Repeat the full listing below verbatim and keep the images out.

Extracted records
★ ★ ★ ★

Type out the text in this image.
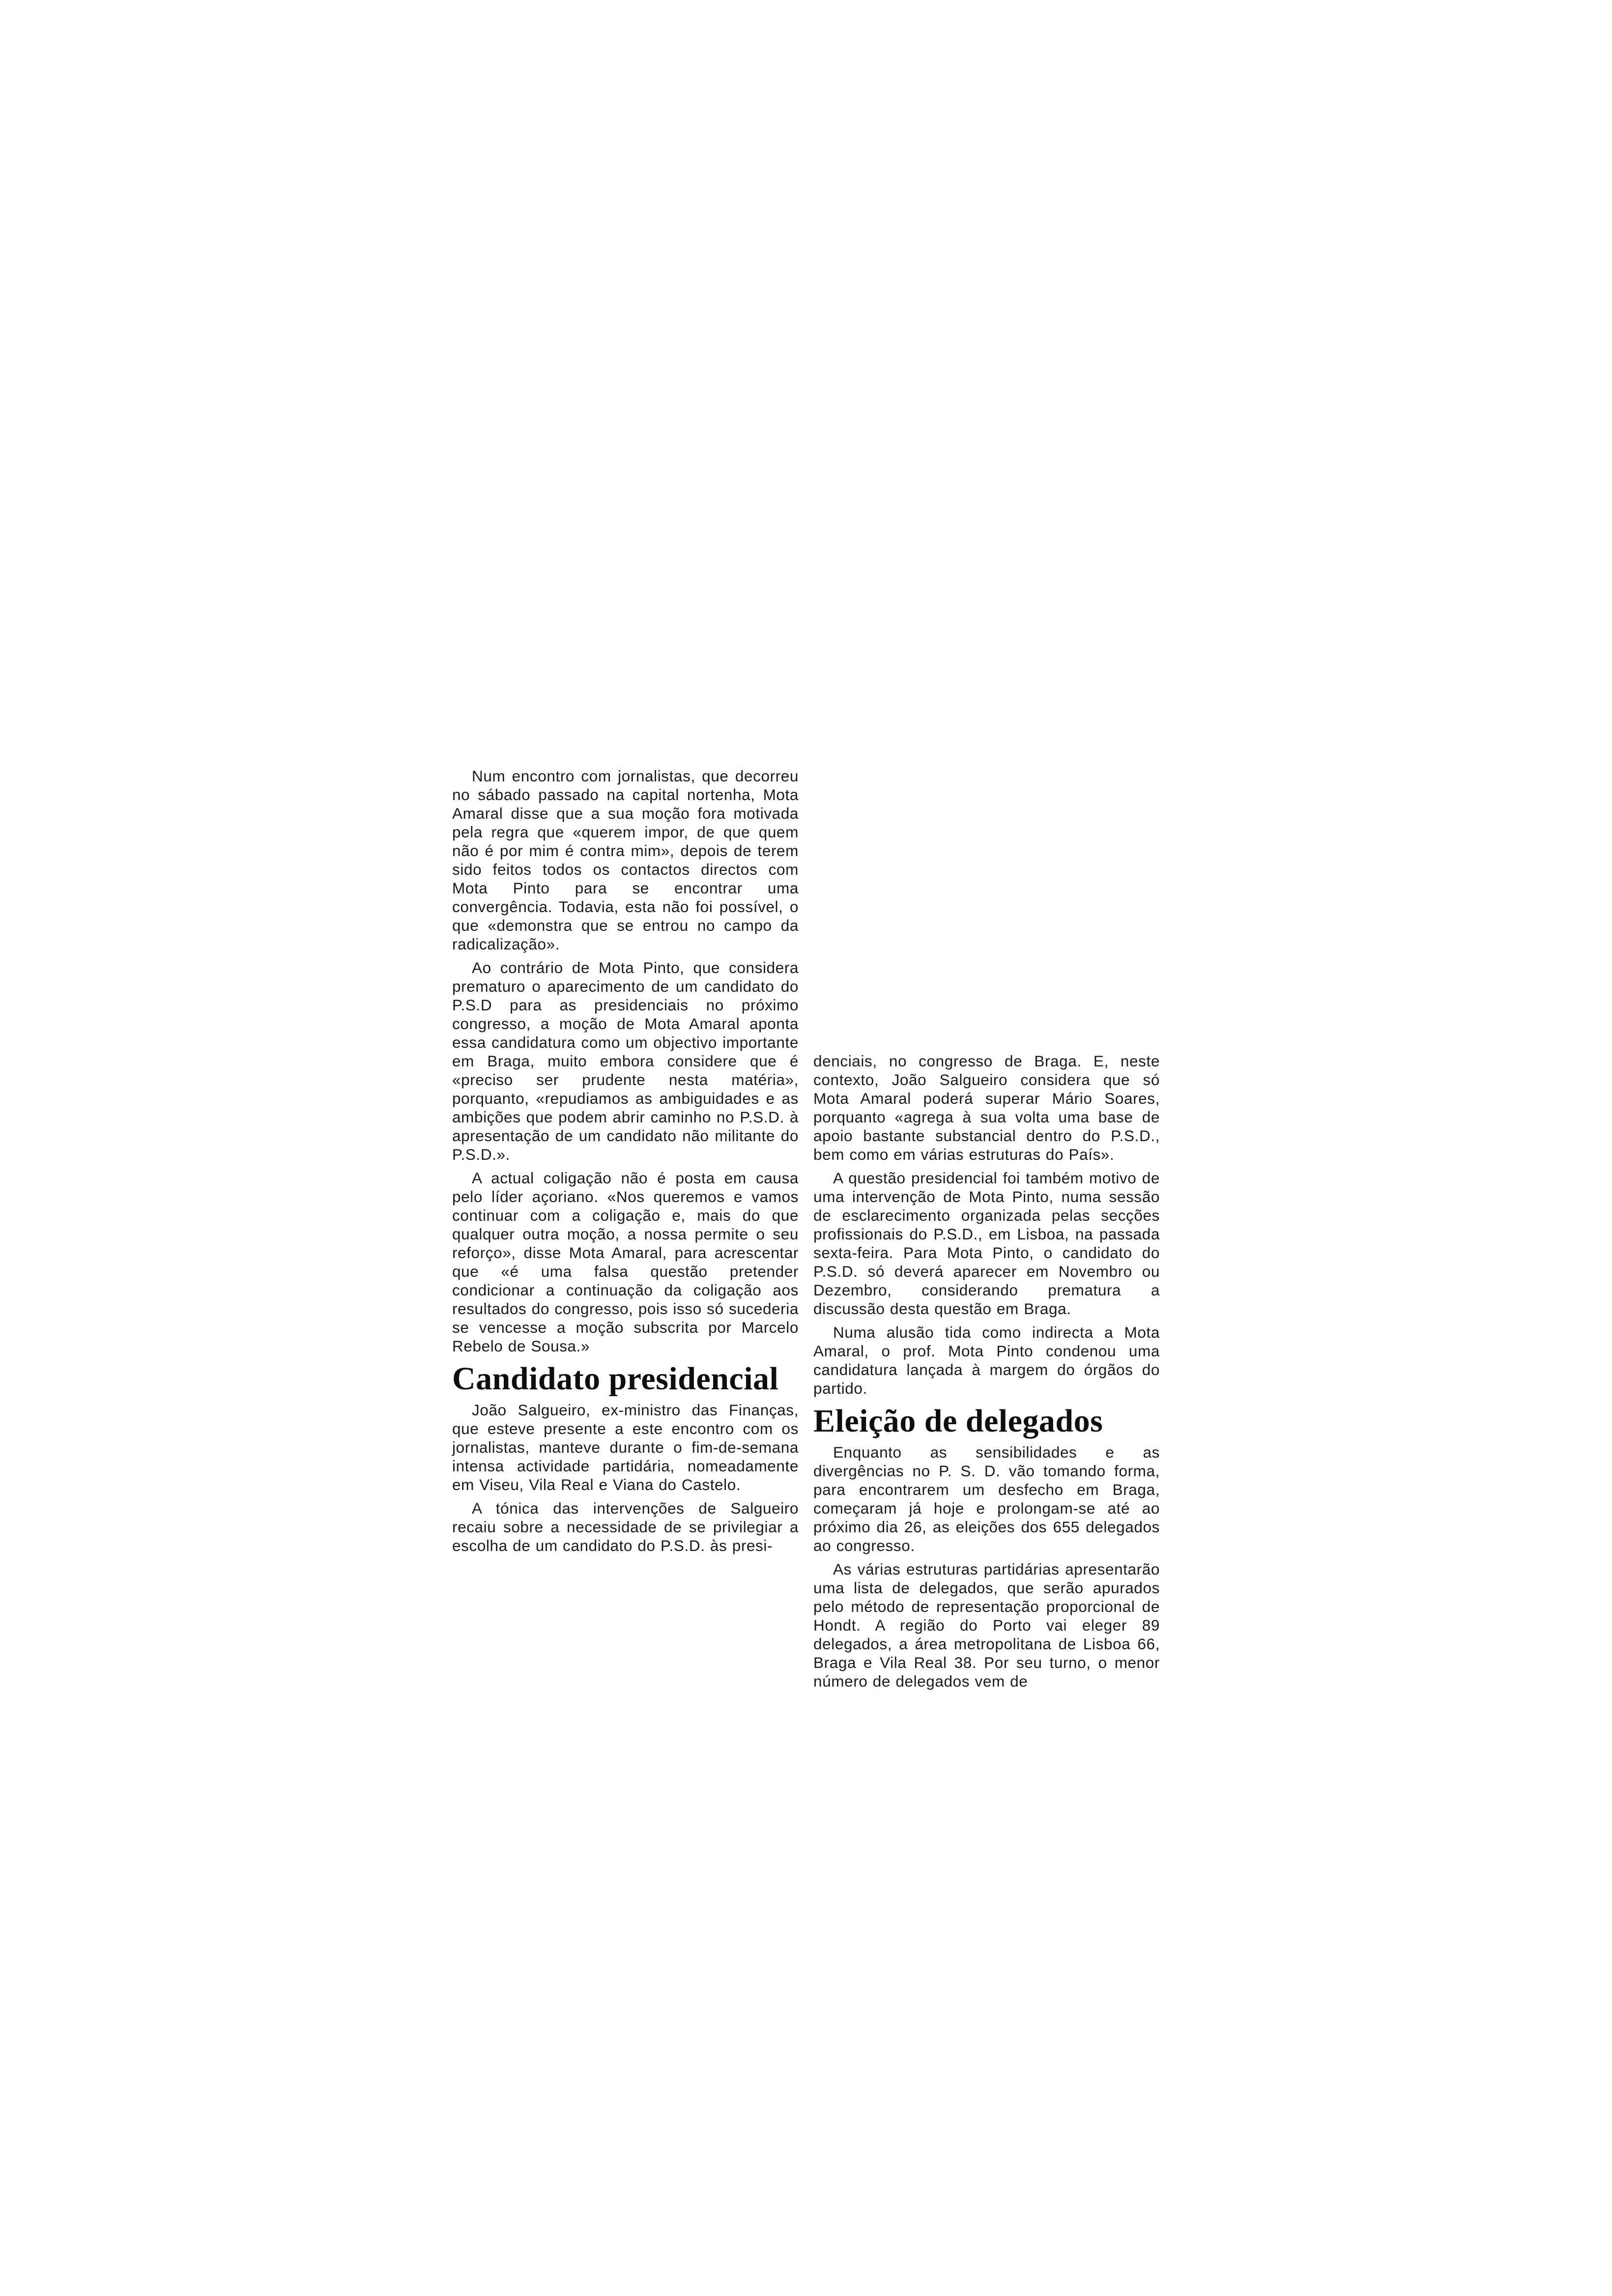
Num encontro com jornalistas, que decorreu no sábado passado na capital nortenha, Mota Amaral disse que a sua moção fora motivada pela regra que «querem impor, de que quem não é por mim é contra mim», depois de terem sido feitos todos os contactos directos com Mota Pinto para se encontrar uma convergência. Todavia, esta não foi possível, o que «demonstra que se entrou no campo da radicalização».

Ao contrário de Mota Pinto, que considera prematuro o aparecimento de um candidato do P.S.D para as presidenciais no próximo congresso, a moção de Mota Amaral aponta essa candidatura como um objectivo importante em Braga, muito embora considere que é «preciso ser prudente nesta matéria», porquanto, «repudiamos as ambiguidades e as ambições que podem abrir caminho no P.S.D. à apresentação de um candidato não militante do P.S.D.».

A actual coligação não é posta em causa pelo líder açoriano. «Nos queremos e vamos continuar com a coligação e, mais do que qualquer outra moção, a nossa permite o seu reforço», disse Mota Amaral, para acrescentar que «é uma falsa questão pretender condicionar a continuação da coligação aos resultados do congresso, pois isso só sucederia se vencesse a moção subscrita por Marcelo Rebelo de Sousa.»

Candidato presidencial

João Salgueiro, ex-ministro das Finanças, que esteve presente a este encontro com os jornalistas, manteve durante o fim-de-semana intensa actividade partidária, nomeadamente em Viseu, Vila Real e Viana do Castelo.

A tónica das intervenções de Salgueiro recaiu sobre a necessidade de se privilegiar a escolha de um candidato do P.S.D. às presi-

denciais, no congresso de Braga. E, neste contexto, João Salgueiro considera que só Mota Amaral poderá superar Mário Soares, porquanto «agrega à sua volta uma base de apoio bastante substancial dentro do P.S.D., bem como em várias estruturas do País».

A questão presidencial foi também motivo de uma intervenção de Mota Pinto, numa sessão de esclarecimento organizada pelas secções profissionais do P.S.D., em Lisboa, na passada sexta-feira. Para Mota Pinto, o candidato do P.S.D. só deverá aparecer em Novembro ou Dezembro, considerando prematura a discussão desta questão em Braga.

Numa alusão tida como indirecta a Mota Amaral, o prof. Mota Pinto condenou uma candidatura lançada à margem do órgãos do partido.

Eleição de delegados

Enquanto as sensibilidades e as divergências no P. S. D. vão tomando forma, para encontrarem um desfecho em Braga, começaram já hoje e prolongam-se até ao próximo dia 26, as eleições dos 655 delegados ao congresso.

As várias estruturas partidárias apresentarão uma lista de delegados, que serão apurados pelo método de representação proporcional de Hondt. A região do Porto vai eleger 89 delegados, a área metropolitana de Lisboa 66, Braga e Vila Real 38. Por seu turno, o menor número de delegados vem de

★ ★ ★ ★

#### Problem solution
Type out the text in this image.
Num encontro com jornalistas, que decorreu no sábado passado na capital nortenha, Mota Amaral disse que a sua moção fora motivada pela regra que «querem impor, de que quem não é por mim é contra mim», depois de terem sido feitos todos os contactos directos com Mota Pinto para se encontrar uma convergência. Todavia, esta não foi possível, o que «demonstra que se entrou no campo da radicalização».

Ao contrário de Mota Pinto, que considera prematuro o aparecimento de um candidato do P.S.D para as presidenciais no próximo congresso, a moção de Mota Amaral aponta essa candidatura como um objectivo importante em Braga, muito embora considere que é «preciso ser prudente nesta matéria», porquanto, «repudiamos as ambiguidades e as ambições que podem abrir caminho no P.S.D. à apresentação de um candidato não militante do P.S.D.».

A actual coligação não é posta em causa pelo líder açoriano. «Nos queremos e vamos continuar com a coligação e, mais do que qualquer outra moção, a nossa permite o seu reforço», disse Mota Amaral, para acrescentar que «é uma falsa questão pretender condicionar a continuação da coligação aos resultados do congresso, pois isso só sucederia se vencesse a moção subscrita por Marcelo Rebelo de Sousa.»

Candidato presidencial

João Salgueiro, ex-ministro das Finanças, que esteve presente a este encontro com os jornalistas, manteve durante o fim-de-semana intensa actividade partidária, nomeadamente em Viseu, Vila Real e Viana do Castelo.

A tónica das intervenções de Salgueiro recaiu sobre a necessidade de se privilegiar a escolha de um candidato do P.S.D. às presi-

denciais, no congresso de Braga. E, neste contexto, João Salgueiro considera que só Mota Amaral poderá superar Mário Soares, porquanto «agrega à sua volta uma base de apoio bastante substancial dentro do P.S.D., bem como em várias estruturas do País».

A questão presidencial foi também motivo de uma intervenção de Mota Pinto, numa sessão de esclarecimento organizada pelas secções profissionais do P.S.D., em Lisboa, na passada sexta-feira. Para Mota Pinto, o candidato do P.S.D. só deverá aparecer em Novembro ou Dezembro, considerando prematura a discussão desta questão em Braga.

Numa alusão tida como indirecta a Mota Amaral, o prof. Mota Pinto condenou uma candidatura lançada à margem do órgãos do partido.

Eleição de delegados

Enquanto as sensibilidades e as divergências no P. S. D. vão tomando forma, para encontrarem um desfecho em Braga, começaram já hoje e prolongam-se até ao próximo dia 26, as eleições dos 655 delegados ao congresso.

As várias estruturas partidárias apresentarão uma lista de delegados, que serão apurados pelo método de representação proporcional de Hondt. A região do Porto vai eleger 89 delegados, a área metropolitana de Lisboa 66, Braga e Vila Real 38. Por seu turno, o menor número de delegados vem de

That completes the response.